**Obiettivo indicato A**
Trascrivi dal riassunto su Ulisse il passo compreso tra "Eumeo ed il" e "presso i Proci.", estremi inclusi.
**Obiettivo indicato B**
Secondo il riassunto su Ulisse, dove si trova il cane Argo quando riconosce la voce del padrone?
**Obiettivo indicato C**
Sintetizza in due frasi il riassunto su Ulisse.

Quindi egli si reca in cerca di Pireo e Teoclimeno; lo accompagnano i Proci con aria falsamente amichevole, finché egli incontra tre vecchi amici del padre e s’intrattiene con loro. Giungono intanto anche Pireo e l’indovino; Telemaco ringrazia Pireo, lo prega di tenere ancora presso di sé i doni e con Teoclimeno rientra alla reggia, dove, dopo il bagno, essi seggono a mensa.
Penelope chiede ancora al figliolo notizie del suo viaggio ed egli riferisce ogni cosa, anche l’assicurazione di Proteo a Menelao che Ulisse è vivo, prigioniero in un’isola. Teoclimeno aggiunge di poter affermare, per aver visto un presagio, che Ulisse è già in Itaca e prepara la sua vendetta sui Proci, i quali, mentre avvengono questi discorsi, fuori della sala stanno gareggiando al disco e all’asta.
Eumeo ed il mendico lasciano intanto la capanna per venire in città; presso la fonte sacra alle Naiadi s’imbattono in Melanzio, il capraio che ha fatto causa comune coi Proci e sta loro recando le più belle capre, quale tributo giornaliero. Melanzio insolentisce contro Eumeo e più contro il mendico, che colpisce con un calcio, preannunciandogli quale bella accoglienza egli potrà trovare presso i Proci.
Ulisse sopporta paziente e si trattiene dal fracassargli la testa come vorrebbe.
Ora sono arrivati al vestibolo della reggia; giungono all’orecchio le note della cetra di Femio ed Ulisse se ne commuove e ripensa alla sua casa. Nel vestibolo, presso la porta, il vecchio cane Argo, patito e giacente sopra un mucchio di letame, ha riconosciuto la voce del padrone, dopo tanti anni. Ulisse gli si avvicina, Argo agita la coda e poi muore, fulminato dalla gioia.

**Dati estratti**

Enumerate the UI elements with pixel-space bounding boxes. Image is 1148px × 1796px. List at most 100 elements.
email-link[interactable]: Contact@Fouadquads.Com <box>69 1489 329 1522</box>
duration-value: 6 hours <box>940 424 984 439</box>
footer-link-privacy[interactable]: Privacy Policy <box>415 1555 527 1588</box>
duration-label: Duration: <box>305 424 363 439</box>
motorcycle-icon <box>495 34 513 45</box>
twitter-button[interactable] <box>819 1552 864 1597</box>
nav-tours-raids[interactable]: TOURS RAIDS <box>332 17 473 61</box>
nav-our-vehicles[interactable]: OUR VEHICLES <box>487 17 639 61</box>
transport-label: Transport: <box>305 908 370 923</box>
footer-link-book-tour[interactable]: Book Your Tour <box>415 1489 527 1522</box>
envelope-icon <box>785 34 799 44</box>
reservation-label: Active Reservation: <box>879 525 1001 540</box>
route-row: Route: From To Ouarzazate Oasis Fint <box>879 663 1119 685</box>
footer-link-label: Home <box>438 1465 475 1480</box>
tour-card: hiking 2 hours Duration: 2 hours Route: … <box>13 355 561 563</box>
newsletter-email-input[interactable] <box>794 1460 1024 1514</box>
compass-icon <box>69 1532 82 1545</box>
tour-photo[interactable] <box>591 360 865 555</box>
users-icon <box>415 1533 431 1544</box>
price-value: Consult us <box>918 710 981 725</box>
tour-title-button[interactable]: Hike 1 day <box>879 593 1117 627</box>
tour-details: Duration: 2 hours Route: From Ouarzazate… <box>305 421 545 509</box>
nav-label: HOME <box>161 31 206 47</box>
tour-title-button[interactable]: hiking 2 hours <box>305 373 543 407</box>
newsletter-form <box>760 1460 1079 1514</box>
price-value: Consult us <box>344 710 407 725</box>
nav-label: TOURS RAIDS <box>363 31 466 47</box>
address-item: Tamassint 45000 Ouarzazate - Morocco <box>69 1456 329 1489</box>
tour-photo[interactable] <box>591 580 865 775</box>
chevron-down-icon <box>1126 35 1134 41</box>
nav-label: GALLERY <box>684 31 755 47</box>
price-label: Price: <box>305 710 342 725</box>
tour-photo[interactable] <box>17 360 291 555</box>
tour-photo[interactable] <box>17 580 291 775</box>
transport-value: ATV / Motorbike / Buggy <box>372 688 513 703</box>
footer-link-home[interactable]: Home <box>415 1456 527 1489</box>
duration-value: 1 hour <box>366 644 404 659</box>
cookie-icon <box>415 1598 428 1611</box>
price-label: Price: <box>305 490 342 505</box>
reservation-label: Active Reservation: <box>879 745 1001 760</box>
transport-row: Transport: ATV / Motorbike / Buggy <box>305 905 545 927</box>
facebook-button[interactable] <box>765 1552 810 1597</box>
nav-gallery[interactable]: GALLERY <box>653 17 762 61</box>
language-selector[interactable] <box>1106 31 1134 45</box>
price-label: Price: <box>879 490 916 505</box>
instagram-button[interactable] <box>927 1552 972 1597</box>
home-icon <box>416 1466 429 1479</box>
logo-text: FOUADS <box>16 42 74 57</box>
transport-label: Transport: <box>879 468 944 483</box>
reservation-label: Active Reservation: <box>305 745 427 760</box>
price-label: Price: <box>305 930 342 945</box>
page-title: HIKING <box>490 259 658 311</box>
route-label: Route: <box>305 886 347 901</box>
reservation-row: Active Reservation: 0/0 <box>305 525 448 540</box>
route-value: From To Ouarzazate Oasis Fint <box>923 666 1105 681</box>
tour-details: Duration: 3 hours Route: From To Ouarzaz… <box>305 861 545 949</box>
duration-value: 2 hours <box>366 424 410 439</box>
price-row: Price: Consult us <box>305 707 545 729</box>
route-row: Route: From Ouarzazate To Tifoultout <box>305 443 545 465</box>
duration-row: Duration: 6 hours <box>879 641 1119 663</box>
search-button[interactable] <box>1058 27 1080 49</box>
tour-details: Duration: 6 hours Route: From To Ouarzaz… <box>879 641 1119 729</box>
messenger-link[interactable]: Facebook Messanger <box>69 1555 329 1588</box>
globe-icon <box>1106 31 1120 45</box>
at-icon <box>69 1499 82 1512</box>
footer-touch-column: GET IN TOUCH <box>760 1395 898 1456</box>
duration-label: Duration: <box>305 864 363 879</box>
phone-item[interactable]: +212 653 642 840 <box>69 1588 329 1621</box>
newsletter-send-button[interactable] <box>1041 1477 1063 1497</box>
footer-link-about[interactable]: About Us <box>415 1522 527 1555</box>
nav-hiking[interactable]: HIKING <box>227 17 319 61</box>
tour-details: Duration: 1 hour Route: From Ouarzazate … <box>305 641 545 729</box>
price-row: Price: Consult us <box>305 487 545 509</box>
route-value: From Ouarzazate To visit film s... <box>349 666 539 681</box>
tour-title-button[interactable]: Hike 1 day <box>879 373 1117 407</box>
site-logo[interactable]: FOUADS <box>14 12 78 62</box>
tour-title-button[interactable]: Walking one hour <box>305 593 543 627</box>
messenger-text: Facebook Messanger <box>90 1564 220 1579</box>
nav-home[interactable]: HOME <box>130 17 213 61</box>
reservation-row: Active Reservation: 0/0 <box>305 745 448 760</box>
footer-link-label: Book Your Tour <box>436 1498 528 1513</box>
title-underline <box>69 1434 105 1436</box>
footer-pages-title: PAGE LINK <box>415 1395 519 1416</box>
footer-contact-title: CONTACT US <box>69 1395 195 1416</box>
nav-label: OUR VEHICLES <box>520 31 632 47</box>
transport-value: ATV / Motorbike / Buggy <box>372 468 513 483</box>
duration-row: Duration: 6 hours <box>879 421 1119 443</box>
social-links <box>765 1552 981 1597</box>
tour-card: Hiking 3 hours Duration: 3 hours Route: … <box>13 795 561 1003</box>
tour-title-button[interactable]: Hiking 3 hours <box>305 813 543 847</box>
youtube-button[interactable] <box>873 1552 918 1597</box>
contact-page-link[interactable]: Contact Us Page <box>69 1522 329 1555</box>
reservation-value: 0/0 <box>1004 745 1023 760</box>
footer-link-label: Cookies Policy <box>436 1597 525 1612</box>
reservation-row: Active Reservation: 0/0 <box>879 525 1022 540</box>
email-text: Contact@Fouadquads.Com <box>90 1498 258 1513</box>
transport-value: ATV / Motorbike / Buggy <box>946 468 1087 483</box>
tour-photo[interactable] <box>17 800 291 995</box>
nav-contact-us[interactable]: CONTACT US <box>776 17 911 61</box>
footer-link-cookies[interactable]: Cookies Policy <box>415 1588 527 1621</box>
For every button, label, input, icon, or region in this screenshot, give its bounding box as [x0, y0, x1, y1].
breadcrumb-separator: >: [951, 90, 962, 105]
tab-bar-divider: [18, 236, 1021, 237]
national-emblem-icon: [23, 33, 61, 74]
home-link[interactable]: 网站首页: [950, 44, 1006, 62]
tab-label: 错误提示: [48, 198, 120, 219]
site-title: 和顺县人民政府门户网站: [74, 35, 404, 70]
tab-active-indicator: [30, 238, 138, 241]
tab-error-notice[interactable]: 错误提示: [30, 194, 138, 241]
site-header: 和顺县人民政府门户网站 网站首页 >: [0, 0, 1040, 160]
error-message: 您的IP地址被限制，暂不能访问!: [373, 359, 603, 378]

**Risposta corretta A**
Eumeo ed il mendico lasciano intanto la capanna per venire in città; presso la fonte sacra alle Naiadi s’imbattono in Melanzio, il capraio che ha fatto causa comune coi Proci e sta loro recando le più belle capre, quale tributo giornaliero. Melanzio insolentisce contro Eumeo e più contro il mendico, che colpisce con un calcio, preannunciandogli quale bella accoglienza egli potrà trovare presso i Proci.

**Risposta corretta B**
Nel vestibolo della reggia, presso la porta, sopra un mucchio di letame.

**Risposta corretta C**
Telemaco rientra alla reggia con Teoclimeno e racconta a Penelope il suo viaggio, mentre l'indovino afferma, per un presagio visto, che Ulisse è già in Itaca e prepara la vendetta sui Proci. Intanto Eumeo e il mendico, insultati da Melanzio lungo la strada, arrivano alla reggia, dove il vecchio cane Argo riconosce la voce del padrone e muore per la gioia.